WHAT THE TASK ASKS: Print the listing below in its entirety, character for character.

STORED DATA:
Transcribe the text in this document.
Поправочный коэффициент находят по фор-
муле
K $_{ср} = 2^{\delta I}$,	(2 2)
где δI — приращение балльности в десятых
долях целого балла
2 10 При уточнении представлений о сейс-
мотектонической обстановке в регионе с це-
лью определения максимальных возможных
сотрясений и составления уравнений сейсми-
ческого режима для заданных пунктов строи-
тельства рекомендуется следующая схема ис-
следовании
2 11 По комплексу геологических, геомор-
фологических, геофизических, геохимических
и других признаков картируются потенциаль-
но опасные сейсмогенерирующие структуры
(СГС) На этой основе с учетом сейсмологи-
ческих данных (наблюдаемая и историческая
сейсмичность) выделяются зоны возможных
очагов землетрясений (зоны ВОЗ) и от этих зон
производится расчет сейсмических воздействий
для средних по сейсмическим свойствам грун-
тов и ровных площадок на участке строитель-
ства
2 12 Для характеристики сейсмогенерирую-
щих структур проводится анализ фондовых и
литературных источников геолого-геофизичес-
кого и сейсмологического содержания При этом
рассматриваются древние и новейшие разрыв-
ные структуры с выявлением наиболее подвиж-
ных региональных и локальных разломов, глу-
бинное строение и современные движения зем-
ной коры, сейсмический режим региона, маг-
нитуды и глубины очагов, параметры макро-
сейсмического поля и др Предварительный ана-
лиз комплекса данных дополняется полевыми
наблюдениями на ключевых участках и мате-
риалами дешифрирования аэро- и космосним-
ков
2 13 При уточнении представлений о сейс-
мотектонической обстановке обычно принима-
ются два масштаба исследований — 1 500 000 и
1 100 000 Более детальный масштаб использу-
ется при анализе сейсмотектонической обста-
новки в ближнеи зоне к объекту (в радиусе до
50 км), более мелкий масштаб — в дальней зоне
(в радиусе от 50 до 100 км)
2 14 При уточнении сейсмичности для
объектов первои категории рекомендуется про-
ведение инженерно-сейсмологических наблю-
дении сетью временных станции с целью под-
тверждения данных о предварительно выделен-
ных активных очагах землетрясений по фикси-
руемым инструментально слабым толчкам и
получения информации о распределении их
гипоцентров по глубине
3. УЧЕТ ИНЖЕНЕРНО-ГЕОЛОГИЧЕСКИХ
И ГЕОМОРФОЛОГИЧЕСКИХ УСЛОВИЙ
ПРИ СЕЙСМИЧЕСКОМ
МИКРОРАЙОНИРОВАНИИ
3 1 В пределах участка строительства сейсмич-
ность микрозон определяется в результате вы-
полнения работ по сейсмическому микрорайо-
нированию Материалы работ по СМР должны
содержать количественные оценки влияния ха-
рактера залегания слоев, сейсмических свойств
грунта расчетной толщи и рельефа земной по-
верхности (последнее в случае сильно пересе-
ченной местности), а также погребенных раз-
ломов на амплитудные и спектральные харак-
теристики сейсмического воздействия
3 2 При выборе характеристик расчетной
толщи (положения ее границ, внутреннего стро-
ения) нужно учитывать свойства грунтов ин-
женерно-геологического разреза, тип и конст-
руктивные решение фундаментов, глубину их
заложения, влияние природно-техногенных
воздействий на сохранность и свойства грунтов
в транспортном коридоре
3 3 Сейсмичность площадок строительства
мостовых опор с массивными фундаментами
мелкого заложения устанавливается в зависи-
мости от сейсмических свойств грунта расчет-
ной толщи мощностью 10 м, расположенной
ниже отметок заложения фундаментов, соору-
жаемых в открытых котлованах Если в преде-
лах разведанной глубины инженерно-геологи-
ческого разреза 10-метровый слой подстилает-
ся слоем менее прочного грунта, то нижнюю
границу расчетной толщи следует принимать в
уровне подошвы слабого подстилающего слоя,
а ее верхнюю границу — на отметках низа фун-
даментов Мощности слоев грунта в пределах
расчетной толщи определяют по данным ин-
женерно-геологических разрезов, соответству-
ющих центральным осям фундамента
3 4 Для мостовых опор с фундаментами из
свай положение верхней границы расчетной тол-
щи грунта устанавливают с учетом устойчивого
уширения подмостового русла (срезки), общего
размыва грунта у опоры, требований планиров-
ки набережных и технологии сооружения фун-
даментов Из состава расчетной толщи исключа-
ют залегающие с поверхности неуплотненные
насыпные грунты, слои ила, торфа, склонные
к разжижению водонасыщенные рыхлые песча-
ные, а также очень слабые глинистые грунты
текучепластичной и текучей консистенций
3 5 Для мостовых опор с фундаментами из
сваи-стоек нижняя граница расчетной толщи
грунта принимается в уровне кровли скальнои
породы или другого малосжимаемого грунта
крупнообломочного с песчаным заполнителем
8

TASK ANSWER:
Transcribe the text in this document.
Поправочный коэффициент находят по фор-
муле
K $_{ср} = 2^{\delta I}$,	(2 2)
где δI — приращение балльности в десятых
долях целого балла
2 10 При уточнении представлений о сейс-
мотектонической обстановке в регионе с це-
лью определения максимальных возможных
сотрясений и составления уравнений сейсми-
ческого режима для заданных пунктов строи-
тельства рекомендуется следующая схема ис-
следовании
2 11 По комплексу геологических, геомор-
фологических, геофизических, геохимических
и других признаков картируются потенциаль-
но опасные сейсмогенерирующие структуры
(СГС) На этой основе с учетом сейсмологи-
ческих данных (наблюдаемая и историческая
сейсмичность) выделяются зоны возможных
очагов землетрясений (зоны ВОЗ) и от этих зон
производится расчет сейсмических воздействий
для средних по сейсмическим свойствам грун-
тов и ровных площадок на участке строитель-
ства
2 12 Для характеристики сейсмогенерирую-
щих структур проводится анализ фондовых и
литературных источников геолого-геофизичес-
кого и сейсмологического содержания При этом
рассматриваются древние и новейшие разрыв-
ные структуры с выявлением наиболее подвиж-
ных региональных и локальных разломов, глу-
бинное строение и современные движения зем-
ной коры, сейсмический режим региона, маг-
нитуды и глубины очагов, параметры макро-
сейсмического поля и др Предварительный ана-
лиз комплекса данных дополняется полевыми
наблюдениями на ключевых участках и мате-
риалами дешифрирования аэро- и космосним-
ков
2 13 При уточнении представлений о сейс-
мотектонической обстановке обычно принима-
ются два масштаба исследований — 1 500 000 и
1 100 000 Более детальный масштаб использу-
ется при анализе сейсмотектонической обста-
новки в ближнеи зоне к объекту (в радиусе до
50 км), более мелкий масштаб — в дальней зоне
(в радиусе от 50 до 100 км)
2 14 При уточнении сейсмичности для
объектов первои категории рекомендуется про-
ведение инженерно-сейсмологических наблю-
дении сетью временных станции с целью под-
тверждения данных о предварительно выделен-
ных активных очагах землетрясений по фикси-
руемым инструментально слабым толчкам и
получения информации о распределении их
гипоцентров по глубине
3. УЧЕТ ИНЖЕНЕРНО-ГЕОЛОГИЧЕСКИХ
И ГЕОМОРФОЛОГИЧЕСКИХ УСЛОВИЙ
ПРИ СЕЙСМИЧЕСКОМ
МИКРОРАЙОНИРОВАНИИ
3 1 В пределах участка строительства сейсмич-
ность микрозон определяется в результате вы-
полнения работ по сейсмическому микрорайо-
нированию Материалы работ по СМР должны
содержать количественные оценки влияния ха-
рактера залегания слоев, сейсмических свойств
грунта расчетной толщи и рельефа земной по-
верхности (последнее в случае сильно пересе-
ченной местности), а также погребенных раз-
ломов на амплитудные и спектральные харак-
теристики сейсмического воздействия
3 2 При выборе характеристик расчетной
толщи (положения ее границ, внутреннего стро-
ения) нужно учитывать свойства грунтов ин-
женерно-геологического разреза, тип и конст-
руктивные решение фундаментов, глубину их
заложения, влияние природно-техногенных
воздействий на сохранность и свойства грунтов
в транспортном коридоре
3 3 Сейсмичность площадок строительства
мостовых опор с массивными фундаментами
мелкого заложения устанавливается в зависи-
мости от сейсмических свойств грунта расчет-
ной толщи мощностью 10 м, расположенной
ниже отметок заложения фундаментов, соору-
жаемых в открытых котлованах Если в преде-
лах разведанной глубины инженерно-геологи-
ческого разреза 10-метровый слой подстилает-
ся слоем менее прочного грунта, то нижнюю
границу расчетной толщи следует принимать в
уровне подошвы слабого подстилающего слоя,
а ее верхнюю границу — на отметках низа фун-
даментов Мощности слоев грунта в пределах
расчетной толщи определяют по данным ин-
женерно-геологических разрезов, соответству-
ющих центральным осям фундамента
3 4 Для мостовых опор с фундаментами из
свай положение верхней границы расчетной тол-
щи грунта устанавливают с учетом устойчивого
уширения подмостового русла (срезки), общего
размыва грунта у опоры, требований планиров-
ки набережных и технологии сооружения фун-
даментов Из состава расчетной толщи исключа-
ют залегающие с поверхности неуплотненные
насыпные грунты, слои ила, торфа, склонные
к разжижению водонасыщенные рыхлые песча-
ные, а также очень слабые глинистые грунты
текучепластичной и текучей консистенций
3 5 Для мостовых опор с фундаментами из
сваи-стоек нижняя граница расчетной толщи
грунта принимается в уровне кровли скальнои
породы или другого малосжимаемого грунта
крупнообломочного с песчаным заполнителем
8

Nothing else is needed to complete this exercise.